> _Stated goal_:
Lines containing the string "Asset" are to be collected in full.

━━━

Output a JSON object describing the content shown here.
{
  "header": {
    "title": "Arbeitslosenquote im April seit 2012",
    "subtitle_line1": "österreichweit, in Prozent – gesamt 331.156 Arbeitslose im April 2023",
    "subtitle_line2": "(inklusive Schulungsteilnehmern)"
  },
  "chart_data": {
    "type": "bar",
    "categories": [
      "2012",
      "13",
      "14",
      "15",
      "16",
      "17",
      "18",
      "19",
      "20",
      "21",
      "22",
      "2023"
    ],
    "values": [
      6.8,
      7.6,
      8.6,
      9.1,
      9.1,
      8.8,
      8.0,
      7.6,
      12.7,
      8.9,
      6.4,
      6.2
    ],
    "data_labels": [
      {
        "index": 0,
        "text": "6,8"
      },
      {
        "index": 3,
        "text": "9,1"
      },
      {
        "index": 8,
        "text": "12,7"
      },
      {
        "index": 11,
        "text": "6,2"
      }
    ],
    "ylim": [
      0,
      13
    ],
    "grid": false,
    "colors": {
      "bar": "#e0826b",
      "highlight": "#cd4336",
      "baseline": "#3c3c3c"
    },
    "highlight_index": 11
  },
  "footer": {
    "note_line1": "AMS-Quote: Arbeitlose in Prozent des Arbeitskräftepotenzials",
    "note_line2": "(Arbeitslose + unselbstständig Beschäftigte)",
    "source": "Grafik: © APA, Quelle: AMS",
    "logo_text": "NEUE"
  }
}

━━━

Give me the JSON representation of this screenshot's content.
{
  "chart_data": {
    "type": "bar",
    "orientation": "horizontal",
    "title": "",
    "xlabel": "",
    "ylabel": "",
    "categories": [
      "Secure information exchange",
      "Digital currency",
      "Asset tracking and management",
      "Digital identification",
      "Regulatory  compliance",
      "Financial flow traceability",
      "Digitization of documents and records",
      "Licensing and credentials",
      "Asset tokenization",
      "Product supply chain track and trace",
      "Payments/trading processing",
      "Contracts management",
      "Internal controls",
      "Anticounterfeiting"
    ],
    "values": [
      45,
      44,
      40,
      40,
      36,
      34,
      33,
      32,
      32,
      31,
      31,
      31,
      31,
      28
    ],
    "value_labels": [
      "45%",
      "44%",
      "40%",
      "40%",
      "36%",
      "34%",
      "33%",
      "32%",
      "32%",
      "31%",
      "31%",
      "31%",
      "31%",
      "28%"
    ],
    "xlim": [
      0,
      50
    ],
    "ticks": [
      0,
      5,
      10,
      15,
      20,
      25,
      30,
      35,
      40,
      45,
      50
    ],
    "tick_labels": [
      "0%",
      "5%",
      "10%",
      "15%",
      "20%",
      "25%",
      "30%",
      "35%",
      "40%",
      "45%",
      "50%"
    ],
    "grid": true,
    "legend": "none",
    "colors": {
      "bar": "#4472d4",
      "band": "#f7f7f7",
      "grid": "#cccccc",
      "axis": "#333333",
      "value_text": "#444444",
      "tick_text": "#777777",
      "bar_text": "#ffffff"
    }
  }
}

━━━

> _Solved exercise_:
      "Asset tracking and management",
      "Asset tokenization",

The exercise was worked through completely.